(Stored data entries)
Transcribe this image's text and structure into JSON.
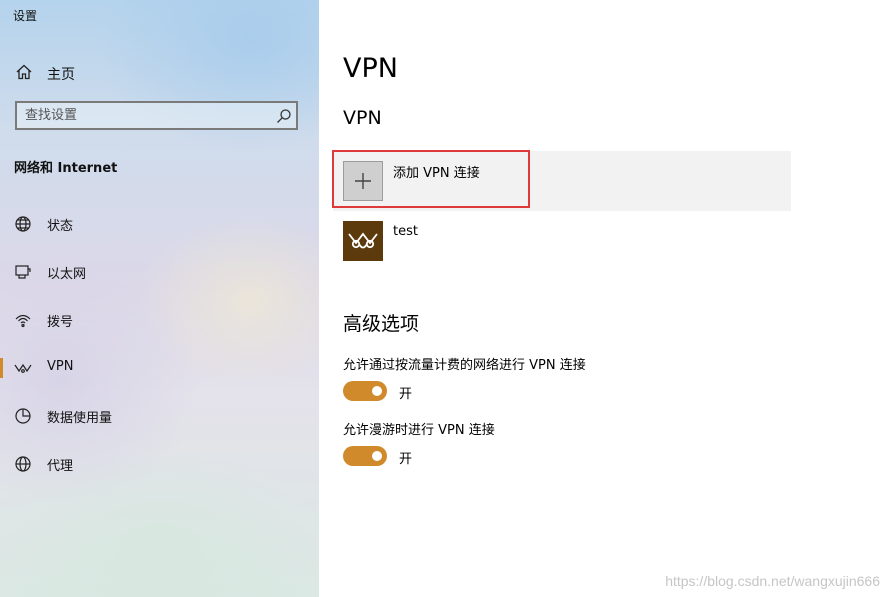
{
  "window": {
    "title": "设置"
  },
  "sidebar": {
    "home": {
      "label": "主页",
      "icon": "home-icon"
    },
    "search": {
      "placeholder": "查找设置",
      "icon": "search-icon"
    },
    "section_title": "网络和 Internet",
    "items": [
      {
        "label": "状态",
        "icon": "status-globe-icon",
        "selected": false
      },
      {
        "label": "以太网",
        "icon": "ethernet-icon",
        "selected": false
      },
      {
        "label": "拨号",
        "icon": "dialup-icon",
        "selected": false
      },
      {
        "label": "VPN",
        "icon": "vpn-icon",
        "selected": true
      },
      {
        "label": "数据使用量",
        "icon": "data-usage-icon",
        "selected": false
      },
      {
        "label": "代理",
        "icon": "proxy-globe-icon",
        "selected": false
      }
    ],
    "accent_color": "#d08a2c"
  },
  "main": {
    "title": "VPN",
    "subtitle": "VPN",
    "add_vpn": {
      "label": "添加 VPN 连接",
      "icon": "plus-icon"
    },
    "vpn_connections": [
      {
        "name": "test",
        "icon": "vpn-connection-icon"
      }
    ],
    "advanced": {
      "title": "高级选项",
      "options": [
        {
          "label": "允许通过按流量计费的网络进行 VPN 连接",
          "state": "开",
          "on": true
        },
        {
          "label": "允许漫游时进行 VPN 连接",
          "state": "开",
          "on": true
        }
      ]
    },
    "highlight_color": "#e0393b",
    "toggle_color": "#d08a2c"
  },
  "watermark": "https://blog.csdn.net/wangxujin666"
}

▸ **DIRECTIONS**:
Leave out the pictures and output the rest of the material exactly as written.

▸ **THE COMPLETED TASK**:
Transcribe this image's text and structure into JSON.
{
  "window": {
    "title": "设置"
  },
  "sidebar": {
    "home": {
      "label": "主页",
      "icon": "home-icon"
    },
    "search": {
      "placeholder": "查找设置",
      "icon": "search-icon"
    },
    "section_title": "网络和 Internet",
    "items": [
      {
        "label": "状态",
        "icon": "status-globe-icon",
        "selected": false
      },
      {
        "label": "以太网",
        "icon": "ethernet-icon",
        "selected": false
      },
      {
        "label": "拨号",
        "icon": "dialup-icon",
        "selected": false
      },
      {
        "label": "VPN",
        "icon": "vpn-icon",
        "selected": true
      },
      {
        "label": "数据使用量",
        "icon": "data-usage-icon",
        "selected": false
      },
      {
        "label": "代理",
        "icon": "proxy-globe-icon",
        "selected": false
      }
    ],
    "accent_color": "#d08a2c"
  },
  "main": {
    "title": "VPN",
    "subtitle": "VPN",
    "add_vpn": {
      "label": "添加 VPN 连接",
      "icon": "plus-icon"
    },
    "vpn_connections": [
      {
        "name": "test",
        "icon": "vpn-connection-icon"
      }
    ],
    "advanced": {
      "title": "高级选项",
      "options": [
        {
          "label": "允许通过按流量计费的网络进行 VPN 连接",
          "state": "开",
          "on": true
        },
        {
          "label": "允许漫游时进行 VPN 连接",
          "state": "开",
          "on": true
        }
      ]
    },
    "highlight_color": "#e0393b",
    "toggle_color": "#d08a2c"
  },
  "watermark": "https://blog.csdn.net/wangxujin666"
}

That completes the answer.